• GIVEN REQUEST:
Copy, from the entries below, each line in which the string "realm" appears.

_ _ _ _

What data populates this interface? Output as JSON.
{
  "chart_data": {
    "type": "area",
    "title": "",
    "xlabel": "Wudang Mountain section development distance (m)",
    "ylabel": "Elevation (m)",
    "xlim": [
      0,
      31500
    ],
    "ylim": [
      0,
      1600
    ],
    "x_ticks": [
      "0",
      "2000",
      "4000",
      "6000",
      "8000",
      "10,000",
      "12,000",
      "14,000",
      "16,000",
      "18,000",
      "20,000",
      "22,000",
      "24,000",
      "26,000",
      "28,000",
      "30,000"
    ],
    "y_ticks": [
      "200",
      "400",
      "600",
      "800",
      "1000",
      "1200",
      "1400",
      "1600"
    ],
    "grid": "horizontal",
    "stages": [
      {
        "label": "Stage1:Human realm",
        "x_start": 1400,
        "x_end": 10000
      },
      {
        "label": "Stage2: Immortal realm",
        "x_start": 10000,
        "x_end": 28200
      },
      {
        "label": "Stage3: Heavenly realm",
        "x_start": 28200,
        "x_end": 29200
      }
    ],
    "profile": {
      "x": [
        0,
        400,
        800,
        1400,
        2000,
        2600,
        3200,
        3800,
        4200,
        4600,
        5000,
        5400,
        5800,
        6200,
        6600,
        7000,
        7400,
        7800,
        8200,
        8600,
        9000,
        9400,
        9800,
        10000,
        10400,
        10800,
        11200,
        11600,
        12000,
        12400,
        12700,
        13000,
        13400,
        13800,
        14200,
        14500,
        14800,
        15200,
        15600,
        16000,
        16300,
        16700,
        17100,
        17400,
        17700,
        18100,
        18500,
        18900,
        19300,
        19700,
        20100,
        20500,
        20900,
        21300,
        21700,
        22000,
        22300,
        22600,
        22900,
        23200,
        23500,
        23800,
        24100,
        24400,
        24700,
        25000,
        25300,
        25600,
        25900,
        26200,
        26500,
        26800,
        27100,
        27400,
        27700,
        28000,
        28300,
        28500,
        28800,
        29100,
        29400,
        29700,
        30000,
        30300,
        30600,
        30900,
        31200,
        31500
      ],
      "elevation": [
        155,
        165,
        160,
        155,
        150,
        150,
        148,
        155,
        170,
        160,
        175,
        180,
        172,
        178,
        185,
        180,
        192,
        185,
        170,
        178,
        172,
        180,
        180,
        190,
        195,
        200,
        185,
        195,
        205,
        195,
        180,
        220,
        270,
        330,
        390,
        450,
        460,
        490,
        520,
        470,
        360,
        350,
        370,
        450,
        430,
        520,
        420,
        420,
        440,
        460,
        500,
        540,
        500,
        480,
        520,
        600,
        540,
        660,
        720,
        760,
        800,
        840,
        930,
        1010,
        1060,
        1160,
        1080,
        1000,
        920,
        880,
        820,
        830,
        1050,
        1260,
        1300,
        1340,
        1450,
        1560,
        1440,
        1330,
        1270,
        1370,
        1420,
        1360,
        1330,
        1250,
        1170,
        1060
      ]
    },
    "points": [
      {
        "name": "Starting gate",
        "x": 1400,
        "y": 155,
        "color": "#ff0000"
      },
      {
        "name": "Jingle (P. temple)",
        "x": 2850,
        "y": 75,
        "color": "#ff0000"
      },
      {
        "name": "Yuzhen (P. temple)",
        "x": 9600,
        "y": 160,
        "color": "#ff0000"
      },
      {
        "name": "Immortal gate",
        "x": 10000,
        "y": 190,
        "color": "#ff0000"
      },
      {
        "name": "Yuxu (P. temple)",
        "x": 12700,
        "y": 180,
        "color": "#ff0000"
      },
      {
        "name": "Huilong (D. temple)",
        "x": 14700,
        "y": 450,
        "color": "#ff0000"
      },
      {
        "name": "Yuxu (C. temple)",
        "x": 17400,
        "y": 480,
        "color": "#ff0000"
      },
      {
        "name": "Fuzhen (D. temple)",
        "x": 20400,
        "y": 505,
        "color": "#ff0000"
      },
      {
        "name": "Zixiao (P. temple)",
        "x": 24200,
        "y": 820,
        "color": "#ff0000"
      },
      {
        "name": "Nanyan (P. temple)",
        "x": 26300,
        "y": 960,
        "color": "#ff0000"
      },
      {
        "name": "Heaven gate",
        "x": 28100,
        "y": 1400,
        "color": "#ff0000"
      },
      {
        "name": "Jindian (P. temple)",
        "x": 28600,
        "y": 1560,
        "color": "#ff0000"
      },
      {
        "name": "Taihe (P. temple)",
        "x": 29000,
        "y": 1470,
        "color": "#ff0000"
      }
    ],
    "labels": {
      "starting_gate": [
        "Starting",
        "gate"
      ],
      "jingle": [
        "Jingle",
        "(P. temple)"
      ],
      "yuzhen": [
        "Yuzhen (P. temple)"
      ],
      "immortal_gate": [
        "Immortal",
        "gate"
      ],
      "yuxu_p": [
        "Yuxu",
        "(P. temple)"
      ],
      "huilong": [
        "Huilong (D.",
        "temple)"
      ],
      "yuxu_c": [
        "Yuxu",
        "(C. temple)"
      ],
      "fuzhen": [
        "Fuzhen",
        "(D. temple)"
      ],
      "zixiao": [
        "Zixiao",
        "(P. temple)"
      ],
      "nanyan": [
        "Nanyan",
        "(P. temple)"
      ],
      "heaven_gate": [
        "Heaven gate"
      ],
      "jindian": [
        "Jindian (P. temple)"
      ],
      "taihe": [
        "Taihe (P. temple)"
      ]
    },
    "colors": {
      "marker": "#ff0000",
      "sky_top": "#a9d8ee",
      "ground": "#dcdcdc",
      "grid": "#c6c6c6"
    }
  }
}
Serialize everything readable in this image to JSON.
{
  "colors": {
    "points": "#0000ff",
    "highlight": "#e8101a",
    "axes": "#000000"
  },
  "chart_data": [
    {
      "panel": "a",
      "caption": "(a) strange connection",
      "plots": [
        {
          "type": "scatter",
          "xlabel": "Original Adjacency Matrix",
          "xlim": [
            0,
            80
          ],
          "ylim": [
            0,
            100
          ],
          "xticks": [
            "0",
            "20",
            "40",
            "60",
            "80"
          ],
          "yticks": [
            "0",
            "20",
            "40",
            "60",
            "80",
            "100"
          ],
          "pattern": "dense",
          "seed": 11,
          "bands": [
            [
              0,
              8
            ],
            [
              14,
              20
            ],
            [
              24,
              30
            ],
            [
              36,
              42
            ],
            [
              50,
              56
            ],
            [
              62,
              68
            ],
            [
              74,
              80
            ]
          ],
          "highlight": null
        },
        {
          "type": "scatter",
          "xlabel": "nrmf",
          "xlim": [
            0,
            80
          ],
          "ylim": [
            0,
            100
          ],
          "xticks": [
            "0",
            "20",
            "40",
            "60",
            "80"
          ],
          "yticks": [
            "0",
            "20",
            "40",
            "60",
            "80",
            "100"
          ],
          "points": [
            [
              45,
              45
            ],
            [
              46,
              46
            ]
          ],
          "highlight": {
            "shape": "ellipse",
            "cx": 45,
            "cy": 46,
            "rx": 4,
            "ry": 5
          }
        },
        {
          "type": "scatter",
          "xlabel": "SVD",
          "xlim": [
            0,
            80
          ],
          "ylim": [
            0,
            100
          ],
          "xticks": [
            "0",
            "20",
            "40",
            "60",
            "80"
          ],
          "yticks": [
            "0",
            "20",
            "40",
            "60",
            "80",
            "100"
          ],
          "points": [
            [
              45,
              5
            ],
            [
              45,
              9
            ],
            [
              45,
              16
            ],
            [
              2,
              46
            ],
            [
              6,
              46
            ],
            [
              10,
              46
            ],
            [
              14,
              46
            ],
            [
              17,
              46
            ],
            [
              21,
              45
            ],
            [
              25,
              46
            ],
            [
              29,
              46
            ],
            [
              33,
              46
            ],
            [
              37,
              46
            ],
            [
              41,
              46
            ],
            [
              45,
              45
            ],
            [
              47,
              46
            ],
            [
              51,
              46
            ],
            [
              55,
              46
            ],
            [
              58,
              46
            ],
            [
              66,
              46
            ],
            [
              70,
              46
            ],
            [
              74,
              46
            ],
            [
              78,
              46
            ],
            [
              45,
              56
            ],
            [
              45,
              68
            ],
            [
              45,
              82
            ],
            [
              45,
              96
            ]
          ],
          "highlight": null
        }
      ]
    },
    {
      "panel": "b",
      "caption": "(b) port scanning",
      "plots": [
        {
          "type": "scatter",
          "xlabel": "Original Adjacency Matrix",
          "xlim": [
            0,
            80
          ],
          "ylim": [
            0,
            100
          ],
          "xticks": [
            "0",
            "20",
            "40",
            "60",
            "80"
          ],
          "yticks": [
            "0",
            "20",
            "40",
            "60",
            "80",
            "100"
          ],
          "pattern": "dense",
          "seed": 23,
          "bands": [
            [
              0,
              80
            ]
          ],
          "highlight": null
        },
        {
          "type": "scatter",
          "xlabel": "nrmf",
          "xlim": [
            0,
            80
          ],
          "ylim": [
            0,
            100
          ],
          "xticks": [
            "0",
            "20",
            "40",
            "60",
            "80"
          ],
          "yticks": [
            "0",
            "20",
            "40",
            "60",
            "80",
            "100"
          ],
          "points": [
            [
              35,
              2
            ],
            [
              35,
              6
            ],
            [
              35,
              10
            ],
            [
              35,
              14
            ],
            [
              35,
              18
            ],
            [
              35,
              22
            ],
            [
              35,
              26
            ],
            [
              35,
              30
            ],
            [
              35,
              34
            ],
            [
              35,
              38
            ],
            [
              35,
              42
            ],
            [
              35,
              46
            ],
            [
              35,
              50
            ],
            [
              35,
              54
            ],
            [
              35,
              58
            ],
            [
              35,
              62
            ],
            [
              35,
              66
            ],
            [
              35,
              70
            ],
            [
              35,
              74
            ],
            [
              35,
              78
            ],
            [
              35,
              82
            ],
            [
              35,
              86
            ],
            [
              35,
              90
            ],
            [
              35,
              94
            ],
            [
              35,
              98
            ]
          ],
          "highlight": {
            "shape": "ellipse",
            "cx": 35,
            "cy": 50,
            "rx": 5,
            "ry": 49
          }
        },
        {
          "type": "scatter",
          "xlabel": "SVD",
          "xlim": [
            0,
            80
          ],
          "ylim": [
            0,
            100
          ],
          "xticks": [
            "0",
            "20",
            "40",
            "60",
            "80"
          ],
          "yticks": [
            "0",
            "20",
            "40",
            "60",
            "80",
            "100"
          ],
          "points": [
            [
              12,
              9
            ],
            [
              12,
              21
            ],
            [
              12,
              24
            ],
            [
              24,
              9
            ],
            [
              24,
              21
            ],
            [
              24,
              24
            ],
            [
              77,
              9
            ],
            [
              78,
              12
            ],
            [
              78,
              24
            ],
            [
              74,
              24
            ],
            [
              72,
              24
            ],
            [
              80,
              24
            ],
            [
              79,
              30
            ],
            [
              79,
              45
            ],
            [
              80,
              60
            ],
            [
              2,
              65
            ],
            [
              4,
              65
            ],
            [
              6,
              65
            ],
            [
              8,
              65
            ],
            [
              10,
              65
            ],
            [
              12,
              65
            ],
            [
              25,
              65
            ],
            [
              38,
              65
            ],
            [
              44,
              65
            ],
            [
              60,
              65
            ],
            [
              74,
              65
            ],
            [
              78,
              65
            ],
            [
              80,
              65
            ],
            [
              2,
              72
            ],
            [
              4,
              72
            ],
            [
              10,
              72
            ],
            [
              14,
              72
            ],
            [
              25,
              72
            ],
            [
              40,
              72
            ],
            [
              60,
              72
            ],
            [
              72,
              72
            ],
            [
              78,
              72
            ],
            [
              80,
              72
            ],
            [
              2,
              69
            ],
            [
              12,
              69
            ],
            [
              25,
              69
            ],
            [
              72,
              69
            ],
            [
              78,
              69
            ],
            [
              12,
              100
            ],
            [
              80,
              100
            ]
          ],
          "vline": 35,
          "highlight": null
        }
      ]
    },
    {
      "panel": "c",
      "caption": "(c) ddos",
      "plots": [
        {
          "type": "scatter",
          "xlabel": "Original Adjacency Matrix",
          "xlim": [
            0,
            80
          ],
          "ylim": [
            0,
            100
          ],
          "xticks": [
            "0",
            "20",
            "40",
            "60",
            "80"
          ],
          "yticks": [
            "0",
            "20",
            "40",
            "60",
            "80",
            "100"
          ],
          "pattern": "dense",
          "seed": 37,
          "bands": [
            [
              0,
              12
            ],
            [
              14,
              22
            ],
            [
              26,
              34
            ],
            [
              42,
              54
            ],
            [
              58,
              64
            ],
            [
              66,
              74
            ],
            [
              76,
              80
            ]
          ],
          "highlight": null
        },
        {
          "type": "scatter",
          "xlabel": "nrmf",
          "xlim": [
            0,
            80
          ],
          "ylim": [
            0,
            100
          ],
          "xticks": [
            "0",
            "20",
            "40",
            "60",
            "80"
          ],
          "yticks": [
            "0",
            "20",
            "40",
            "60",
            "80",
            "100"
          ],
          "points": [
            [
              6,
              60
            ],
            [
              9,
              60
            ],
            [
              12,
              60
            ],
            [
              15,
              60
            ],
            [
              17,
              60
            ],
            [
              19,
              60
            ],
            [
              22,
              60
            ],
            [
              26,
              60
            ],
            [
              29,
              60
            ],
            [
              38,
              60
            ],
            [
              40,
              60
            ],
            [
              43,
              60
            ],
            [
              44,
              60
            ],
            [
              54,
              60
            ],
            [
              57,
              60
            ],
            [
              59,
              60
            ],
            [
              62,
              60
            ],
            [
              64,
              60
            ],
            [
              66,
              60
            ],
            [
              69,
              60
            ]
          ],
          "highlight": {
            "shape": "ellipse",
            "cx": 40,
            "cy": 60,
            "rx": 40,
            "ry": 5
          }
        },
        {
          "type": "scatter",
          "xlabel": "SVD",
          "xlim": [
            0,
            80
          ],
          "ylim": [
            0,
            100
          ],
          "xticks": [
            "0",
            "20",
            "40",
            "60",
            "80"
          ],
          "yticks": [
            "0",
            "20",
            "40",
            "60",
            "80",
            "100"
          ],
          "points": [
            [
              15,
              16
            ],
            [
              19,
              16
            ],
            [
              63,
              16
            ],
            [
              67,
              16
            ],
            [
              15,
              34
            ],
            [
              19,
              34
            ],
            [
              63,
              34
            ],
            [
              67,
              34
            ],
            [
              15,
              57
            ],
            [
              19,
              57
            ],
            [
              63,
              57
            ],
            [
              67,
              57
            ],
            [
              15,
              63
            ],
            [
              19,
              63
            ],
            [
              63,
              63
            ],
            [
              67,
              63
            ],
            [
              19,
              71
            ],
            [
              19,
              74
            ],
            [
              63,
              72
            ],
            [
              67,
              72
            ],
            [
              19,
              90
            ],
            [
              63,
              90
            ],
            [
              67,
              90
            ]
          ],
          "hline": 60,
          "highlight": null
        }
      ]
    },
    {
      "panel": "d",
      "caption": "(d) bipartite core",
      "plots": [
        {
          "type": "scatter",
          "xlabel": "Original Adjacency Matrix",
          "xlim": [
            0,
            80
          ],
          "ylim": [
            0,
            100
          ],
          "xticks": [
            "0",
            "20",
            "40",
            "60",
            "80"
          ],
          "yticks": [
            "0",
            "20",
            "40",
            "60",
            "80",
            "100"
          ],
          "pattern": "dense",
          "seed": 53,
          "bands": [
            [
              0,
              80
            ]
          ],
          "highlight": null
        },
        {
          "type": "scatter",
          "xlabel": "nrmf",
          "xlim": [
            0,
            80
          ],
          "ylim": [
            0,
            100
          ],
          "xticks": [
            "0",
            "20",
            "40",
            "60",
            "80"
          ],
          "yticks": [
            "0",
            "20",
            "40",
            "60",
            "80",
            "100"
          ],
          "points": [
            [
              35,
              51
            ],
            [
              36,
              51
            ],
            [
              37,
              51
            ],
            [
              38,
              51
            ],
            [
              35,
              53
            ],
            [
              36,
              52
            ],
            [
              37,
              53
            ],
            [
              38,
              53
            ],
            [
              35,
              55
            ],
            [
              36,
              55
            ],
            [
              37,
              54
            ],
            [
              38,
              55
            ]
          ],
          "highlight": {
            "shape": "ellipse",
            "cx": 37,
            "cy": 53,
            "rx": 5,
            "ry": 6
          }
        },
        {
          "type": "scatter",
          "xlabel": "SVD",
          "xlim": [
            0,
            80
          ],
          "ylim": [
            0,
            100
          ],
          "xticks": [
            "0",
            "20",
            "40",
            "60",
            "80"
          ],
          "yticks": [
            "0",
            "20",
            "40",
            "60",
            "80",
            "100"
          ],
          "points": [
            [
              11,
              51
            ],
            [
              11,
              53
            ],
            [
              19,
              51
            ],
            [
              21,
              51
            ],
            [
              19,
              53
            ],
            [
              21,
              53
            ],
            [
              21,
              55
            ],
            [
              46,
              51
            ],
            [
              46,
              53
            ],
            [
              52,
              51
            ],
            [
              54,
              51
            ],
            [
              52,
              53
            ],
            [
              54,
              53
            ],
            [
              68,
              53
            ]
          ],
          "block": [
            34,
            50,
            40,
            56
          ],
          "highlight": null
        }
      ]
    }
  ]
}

_ _ _ _

• RESULT OF THE EXERCISE:
        "label": "Stage1:Human realm",
        "label": "Stage2: Immortal realm",
        "label": "Stage3: Heavenly realm",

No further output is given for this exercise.